Stated exercise:
Search the entries below. Return every line that has "values" in it.

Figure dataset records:
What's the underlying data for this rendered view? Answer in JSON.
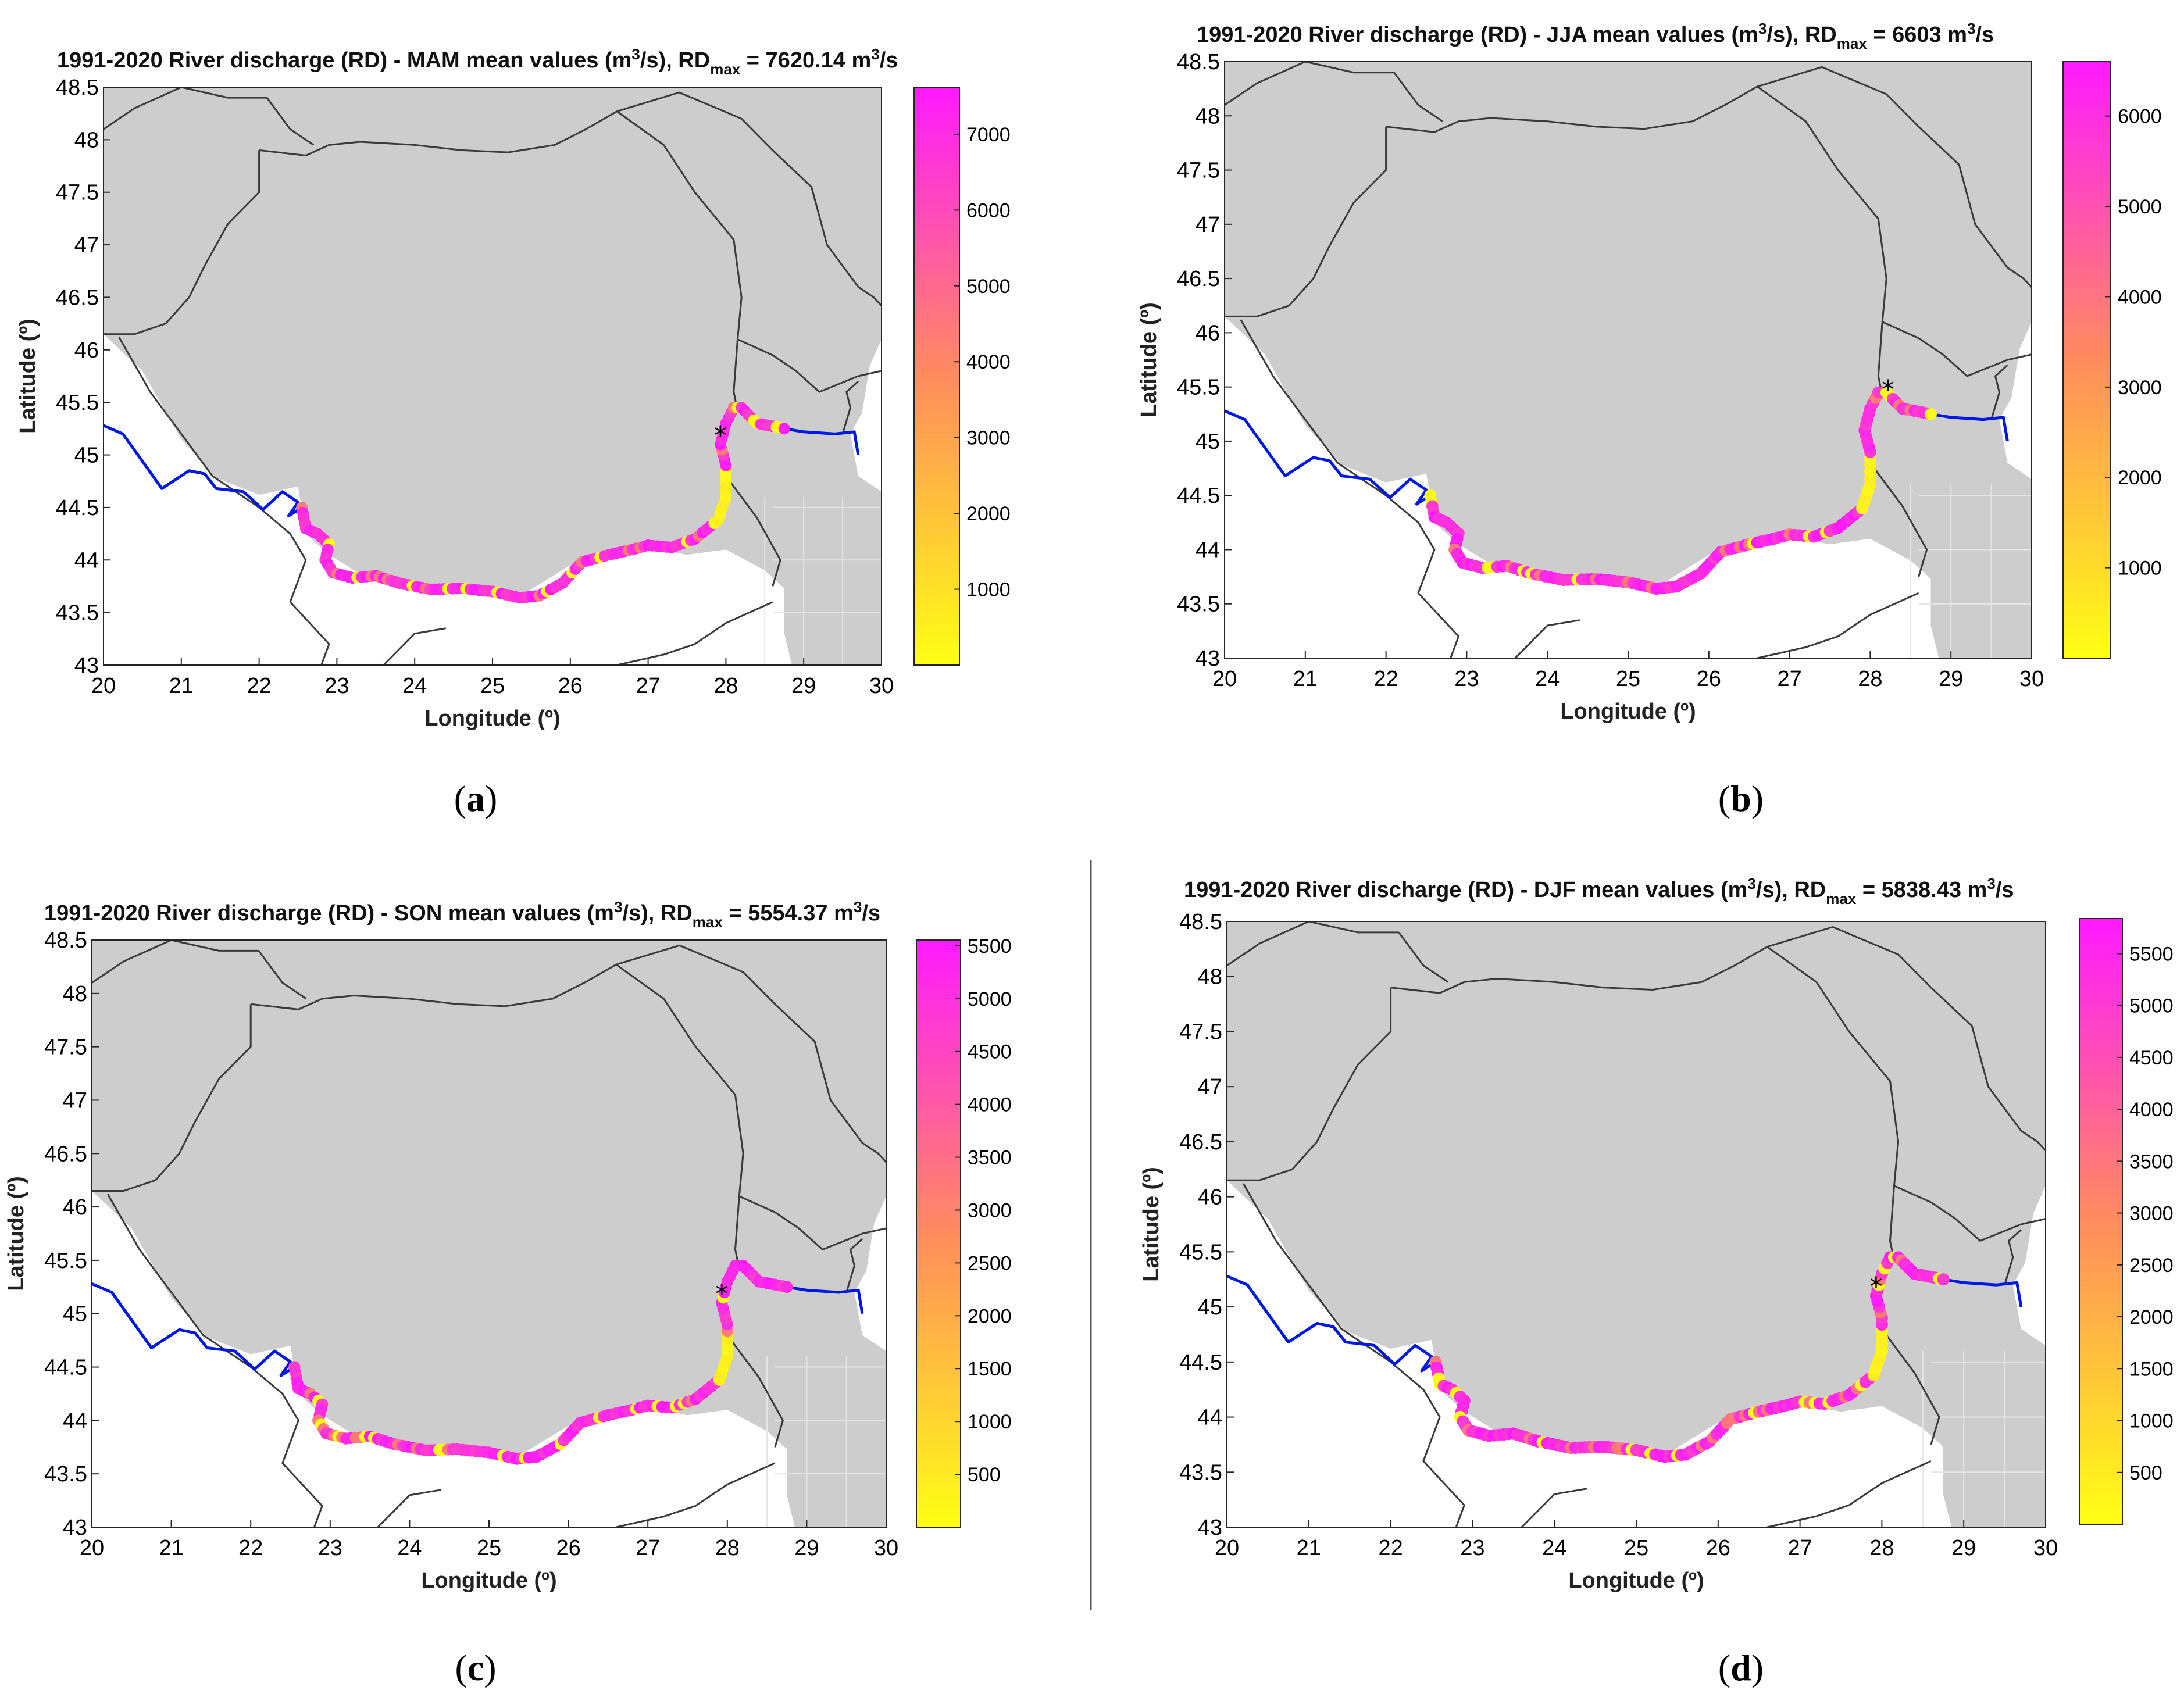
{
  "colors": {
    "land": "#cdcdcd",
    "border": "#3a3a3a",
    "river": "#0018e6",
    "scale_low": "#ffff14",
    "scale_mid": "#ff8c5e",
    "scale_high": "#ff1aff"
  },
  "axis_text": {
    "xlabel": "Longitude (º)",
    "ylabel": "Latitude (º)"
  },
  "chart_data": [
    {
      "type": "scatter",
      "panel": "(a)",
      "title": {
        "pre": "1991-2020 River discharge (RD) - MAM mean values (m",
        "sup": "3",
        "mid": "/s), RD",
        "sub": "max",
        "post": " = 7620.14 m",
        "sup2": "3",
        "end": "/s"
      },
      "xlabel": "Longitude (º)",
      "ylabel": "Latitude (º)",
      "xlim": [
        20,
        30
      ],
      "ylim": [
        43,
        48.5
      ],
      "xticks": [
        "20",
        "21",
        "22",
        "23",
        "24",
        "25",
        "26",
        "27",
        "28",
        "29",
        "30"
      ],
      "yticks": [
        "43",
        "43.5",
        "44",
        "44.5",
        "45",
        "45.5",
        "46",
        "46.5",
        "47",
        "47.5",
        "48",
        "48.5"
      ],
      "colorbar": {
        "min": 0,
        "max": 7620.14,
        "ticks": [
          "1000",
          "2000",
          "3000",
          "4000",
          "5000",
          "6000",
          "7000"
        ]
      },
      "marker": "*",
      "marker_lonlat": [
        27.93,
        45.18
      ]
    },
    {
      "type": "scatter",
      "panel": "(b)",
      "title": {
        "pre": "1991-2020 River discharge (RD) - JJA mean values (m",
        "sup": "3",
        "mid": "/s), RD",
        "sub": "max",
        "post": " = 6603 m",
        "sup2": "3",
        "end": "/s"
      },
      "xlabel": "Longitude (º)",
      "ylabel": "Latitude (º)",
      "xlim": [
        20,
        30
      ],
      "ylim": [
        43,
        48.5
      ],
      "xticks": [
        "20",
        "21",
        "22",
        "23",
        "24",
        "25",
        "26",
        "27",
        "28",
        "29",
        "30"
      ],
      "yticks": [
        "43",
        "43.5",
        "44",
        "44.5",
        "45",
        "45.5",
        "46",
        "46.5",
        "47",
        "47.5",
        "48",
        "48.5"
      ],
      "colorbar": {
        "min": 0,
        "max": 6603,
        "ticks": [
          "1000",
          "2000",
          "3000",
          "4000",
          "5000",
          "6000"
        ]
      },
      "marker": "*",
      "marker_lonlat": [
        28.22,
        45.47
      ]
    },
    {
      "type": "scatter",
      "panel": "(c)",
      "title": {
        "pre": "1991-2020 River discharge (RD) - SON mean values (m",
        "sup": "3",
        "mid": "/s), RD",
        "sub": "max",
        "post": " = 5554.37 m",
        "sup2": "3",
        "end": "/s"
      },
      "xlabel": "Longitude (º)",
      "ylabel": "Latitude (º)",
      "xlim": [
        20,
        30
      ],
      "ylim": [
        43,
        48.5
      ],
      "xticks": [
        "20",
        "21",
        "22",
        "23",
        "24",
        "25",
        "26",
        "27",
        "28",
        "29",
        "30"
      ],
      "yticks": [
        "43",
        "43.5",
        "44",
        "44.5",
        "45",
        "45.5",
        "46",
        "46.5",
        "47",
        "47.5",
        "48",
        "48.5"
      ],
      "colorbar": {
        "min": 0,
        "max": 5554.37,
        "ticks": [
          "500",
          "1000",
          "1500",
          "2000",
          "2500",
          "3000",
          "3500",
          "4000",
          "4500",
          "5000",
          "5500"
        ]
      },
      "marker": "*",
      "marker_lonlat": [
        27.93,
        45.18
      ]
    },
    {
      "type": "scatter",
      "panel": "(d)",
      "title": {
        "pre": "1991-2020 River discharge (RD) - DJF mean values (m",
        "sup": "3",
        "mid": "/s), RD",
        "sub": "max",
        "post": " = 5838.43 m",
        "sup2": "3",
        "end": "/s"
      },
      "xlabel": "Longitude (º)",
      "ylabel": "Latitude (º)",
      "xlim": [
        20,
        30
      ],
      "ylim": [
        43,
        48.5
      ],
      "xticks": [
        "20",
        "21",
        "22",
        "23",
        "24",
        "25",
        "26",
        "27",
        "28",
        "29",
        "30"
      ],
      "yticks": [
        "43",
        "43.5",
        "44",
        "44.5",
        "45",
        "45.5",
        "46",
        "46.5",
        "47",
        "47.5",
        "48",
        "48.5"
      ],
      "colorbar": {
        "min": 0,
        "max": 5838.43,
        "ticks": [
          "500",
          "1000",
          "1500",
          "2000",
          "2500",
          "3000",
          "3500",
          "4000",
          "4500",
          "5000",
          "5500"
        ]
      },
      "marker": "*",
      "marker_lonlat": [
        27.93,
        45.18
      ]
    }
  ]
}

Task response:
        "pre": "1991-2020 River discharge (RD) - MAM mean values (m",
        "pre": "1991-2020 River discharge (RD) - JJA mean values (m",
        "pre": "1991-2020 River discharge (RD) - SON mean values (m",
        "pre": "1991-2020 River discharge (RD) - DJF mean values (m",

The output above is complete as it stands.